**EXERCISE DETAILS**
Wherever the word "title" turns up in a line of the entries, copy that line.

**MATERIAL SHOWN**
□ □ □ □ □
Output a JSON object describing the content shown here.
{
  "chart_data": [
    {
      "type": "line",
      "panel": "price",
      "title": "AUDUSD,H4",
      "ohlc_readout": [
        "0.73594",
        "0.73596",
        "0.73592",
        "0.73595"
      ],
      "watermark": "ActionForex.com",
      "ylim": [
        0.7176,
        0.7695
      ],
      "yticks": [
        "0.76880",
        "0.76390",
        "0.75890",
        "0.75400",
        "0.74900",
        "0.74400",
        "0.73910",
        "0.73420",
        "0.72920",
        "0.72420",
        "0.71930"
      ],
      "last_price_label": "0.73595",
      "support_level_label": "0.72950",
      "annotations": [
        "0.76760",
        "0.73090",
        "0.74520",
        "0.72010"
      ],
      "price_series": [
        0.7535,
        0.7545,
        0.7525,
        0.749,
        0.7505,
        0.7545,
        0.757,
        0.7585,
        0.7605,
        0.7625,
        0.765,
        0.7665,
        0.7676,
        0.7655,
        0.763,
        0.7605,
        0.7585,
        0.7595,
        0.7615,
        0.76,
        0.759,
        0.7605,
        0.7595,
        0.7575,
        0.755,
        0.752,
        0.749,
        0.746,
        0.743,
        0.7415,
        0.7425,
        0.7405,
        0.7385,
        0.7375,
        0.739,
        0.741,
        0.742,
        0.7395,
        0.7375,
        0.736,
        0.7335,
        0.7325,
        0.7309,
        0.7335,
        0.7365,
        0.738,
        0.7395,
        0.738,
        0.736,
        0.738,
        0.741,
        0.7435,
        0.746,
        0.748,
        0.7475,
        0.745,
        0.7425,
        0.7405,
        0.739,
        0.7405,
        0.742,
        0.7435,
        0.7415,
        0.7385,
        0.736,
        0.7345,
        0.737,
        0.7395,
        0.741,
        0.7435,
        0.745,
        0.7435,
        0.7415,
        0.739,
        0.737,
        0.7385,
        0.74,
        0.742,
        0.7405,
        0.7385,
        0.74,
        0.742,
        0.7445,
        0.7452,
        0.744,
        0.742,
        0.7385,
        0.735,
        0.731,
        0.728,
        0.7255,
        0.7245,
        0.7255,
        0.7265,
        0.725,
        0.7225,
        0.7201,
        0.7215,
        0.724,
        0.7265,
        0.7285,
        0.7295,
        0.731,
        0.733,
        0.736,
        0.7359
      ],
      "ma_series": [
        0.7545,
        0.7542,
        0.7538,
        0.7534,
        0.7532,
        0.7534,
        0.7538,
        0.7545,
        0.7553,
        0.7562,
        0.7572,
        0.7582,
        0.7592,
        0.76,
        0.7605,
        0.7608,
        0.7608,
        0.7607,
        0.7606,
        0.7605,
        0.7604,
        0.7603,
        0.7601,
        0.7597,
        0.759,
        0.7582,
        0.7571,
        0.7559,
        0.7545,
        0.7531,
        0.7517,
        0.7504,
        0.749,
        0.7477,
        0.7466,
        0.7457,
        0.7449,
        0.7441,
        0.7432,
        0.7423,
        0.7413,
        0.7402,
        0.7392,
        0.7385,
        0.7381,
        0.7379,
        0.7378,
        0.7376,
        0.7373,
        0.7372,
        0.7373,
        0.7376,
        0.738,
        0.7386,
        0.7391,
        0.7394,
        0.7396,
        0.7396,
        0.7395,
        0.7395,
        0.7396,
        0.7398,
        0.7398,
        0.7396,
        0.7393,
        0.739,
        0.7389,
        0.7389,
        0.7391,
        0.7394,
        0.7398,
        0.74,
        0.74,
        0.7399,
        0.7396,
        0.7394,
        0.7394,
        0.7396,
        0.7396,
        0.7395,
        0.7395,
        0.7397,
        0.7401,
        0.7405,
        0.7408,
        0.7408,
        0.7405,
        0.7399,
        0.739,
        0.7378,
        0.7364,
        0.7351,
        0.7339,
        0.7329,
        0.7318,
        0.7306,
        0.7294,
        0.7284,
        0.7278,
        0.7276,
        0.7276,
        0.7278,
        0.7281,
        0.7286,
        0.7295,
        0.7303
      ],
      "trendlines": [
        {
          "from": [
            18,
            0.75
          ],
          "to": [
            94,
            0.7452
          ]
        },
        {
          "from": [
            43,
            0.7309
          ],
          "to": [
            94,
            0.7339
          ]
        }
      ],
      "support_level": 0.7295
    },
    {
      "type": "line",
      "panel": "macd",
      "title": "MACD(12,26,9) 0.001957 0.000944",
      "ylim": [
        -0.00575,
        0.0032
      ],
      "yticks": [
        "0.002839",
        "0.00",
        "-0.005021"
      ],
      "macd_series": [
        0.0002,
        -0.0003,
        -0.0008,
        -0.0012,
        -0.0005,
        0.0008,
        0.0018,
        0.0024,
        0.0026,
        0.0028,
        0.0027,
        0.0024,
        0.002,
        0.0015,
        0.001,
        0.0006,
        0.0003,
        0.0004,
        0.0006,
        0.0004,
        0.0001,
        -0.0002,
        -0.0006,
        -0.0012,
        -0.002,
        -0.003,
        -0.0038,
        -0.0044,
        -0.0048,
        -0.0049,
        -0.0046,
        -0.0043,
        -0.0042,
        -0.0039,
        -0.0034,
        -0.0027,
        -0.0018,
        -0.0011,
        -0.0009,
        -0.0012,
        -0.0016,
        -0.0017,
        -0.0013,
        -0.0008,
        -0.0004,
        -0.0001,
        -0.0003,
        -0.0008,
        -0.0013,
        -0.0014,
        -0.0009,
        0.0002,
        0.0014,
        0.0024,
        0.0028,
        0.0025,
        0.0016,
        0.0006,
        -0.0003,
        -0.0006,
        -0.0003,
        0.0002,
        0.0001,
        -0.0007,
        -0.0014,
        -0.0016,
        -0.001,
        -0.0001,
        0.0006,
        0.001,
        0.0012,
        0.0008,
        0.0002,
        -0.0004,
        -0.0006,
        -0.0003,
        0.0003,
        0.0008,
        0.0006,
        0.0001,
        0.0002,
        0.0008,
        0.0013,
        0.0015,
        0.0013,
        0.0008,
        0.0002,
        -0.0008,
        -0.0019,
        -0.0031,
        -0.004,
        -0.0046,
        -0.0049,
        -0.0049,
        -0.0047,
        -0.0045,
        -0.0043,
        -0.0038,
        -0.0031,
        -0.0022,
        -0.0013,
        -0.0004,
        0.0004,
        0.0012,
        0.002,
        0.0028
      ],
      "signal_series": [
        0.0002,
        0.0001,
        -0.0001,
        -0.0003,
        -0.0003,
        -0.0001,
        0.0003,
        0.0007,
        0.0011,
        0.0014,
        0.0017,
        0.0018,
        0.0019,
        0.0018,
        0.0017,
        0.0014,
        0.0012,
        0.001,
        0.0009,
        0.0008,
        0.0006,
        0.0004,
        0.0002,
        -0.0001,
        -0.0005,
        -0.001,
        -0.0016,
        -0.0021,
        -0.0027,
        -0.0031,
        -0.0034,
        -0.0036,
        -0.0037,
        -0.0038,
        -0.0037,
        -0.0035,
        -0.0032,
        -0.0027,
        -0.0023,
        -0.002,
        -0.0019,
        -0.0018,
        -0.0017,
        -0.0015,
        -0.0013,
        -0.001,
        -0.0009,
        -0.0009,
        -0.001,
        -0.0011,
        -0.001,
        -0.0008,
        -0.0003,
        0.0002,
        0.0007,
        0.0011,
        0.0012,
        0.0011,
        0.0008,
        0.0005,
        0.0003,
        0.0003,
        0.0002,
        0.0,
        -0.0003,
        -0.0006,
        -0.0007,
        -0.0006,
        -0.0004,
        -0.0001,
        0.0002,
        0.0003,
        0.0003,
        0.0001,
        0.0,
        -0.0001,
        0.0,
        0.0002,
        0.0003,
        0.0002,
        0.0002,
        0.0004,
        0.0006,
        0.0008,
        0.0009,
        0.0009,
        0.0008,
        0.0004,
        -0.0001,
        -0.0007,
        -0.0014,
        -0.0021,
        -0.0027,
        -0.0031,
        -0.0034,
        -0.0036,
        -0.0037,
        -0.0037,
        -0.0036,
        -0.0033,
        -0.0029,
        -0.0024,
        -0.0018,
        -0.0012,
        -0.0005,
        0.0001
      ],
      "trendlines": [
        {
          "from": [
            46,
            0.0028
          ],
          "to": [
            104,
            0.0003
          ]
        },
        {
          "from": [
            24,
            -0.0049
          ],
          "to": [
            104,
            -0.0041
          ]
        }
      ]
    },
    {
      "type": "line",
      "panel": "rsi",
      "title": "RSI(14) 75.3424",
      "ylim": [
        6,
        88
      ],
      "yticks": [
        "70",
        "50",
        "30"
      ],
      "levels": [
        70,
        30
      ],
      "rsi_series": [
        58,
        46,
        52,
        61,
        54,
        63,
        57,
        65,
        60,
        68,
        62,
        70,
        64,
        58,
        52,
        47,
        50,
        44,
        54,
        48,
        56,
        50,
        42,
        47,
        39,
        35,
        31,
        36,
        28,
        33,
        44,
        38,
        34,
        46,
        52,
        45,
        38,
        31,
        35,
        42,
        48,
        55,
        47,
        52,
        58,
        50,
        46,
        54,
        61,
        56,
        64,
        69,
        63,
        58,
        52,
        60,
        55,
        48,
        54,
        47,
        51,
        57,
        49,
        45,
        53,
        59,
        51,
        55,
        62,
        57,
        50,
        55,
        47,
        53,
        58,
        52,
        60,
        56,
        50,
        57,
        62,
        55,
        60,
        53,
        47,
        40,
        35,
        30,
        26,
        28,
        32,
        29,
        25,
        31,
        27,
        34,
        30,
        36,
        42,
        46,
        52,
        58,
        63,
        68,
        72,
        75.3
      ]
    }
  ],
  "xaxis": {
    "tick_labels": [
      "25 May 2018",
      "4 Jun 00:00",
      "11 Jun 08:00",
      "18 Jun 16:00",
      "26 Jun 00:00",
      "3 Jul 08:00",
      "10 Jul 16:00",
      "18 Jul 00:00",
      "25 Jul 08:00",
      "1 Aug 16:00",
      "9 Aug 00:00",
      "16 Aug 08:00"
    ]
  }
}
□ □ □ □ □
**REPLY TO THE EXERCISE**
      "title": "AUDUSD,H4",
      "title": "MACD(12,26,9) 0.001957 0.000944",
      "title": "RSI(14) 75.3424",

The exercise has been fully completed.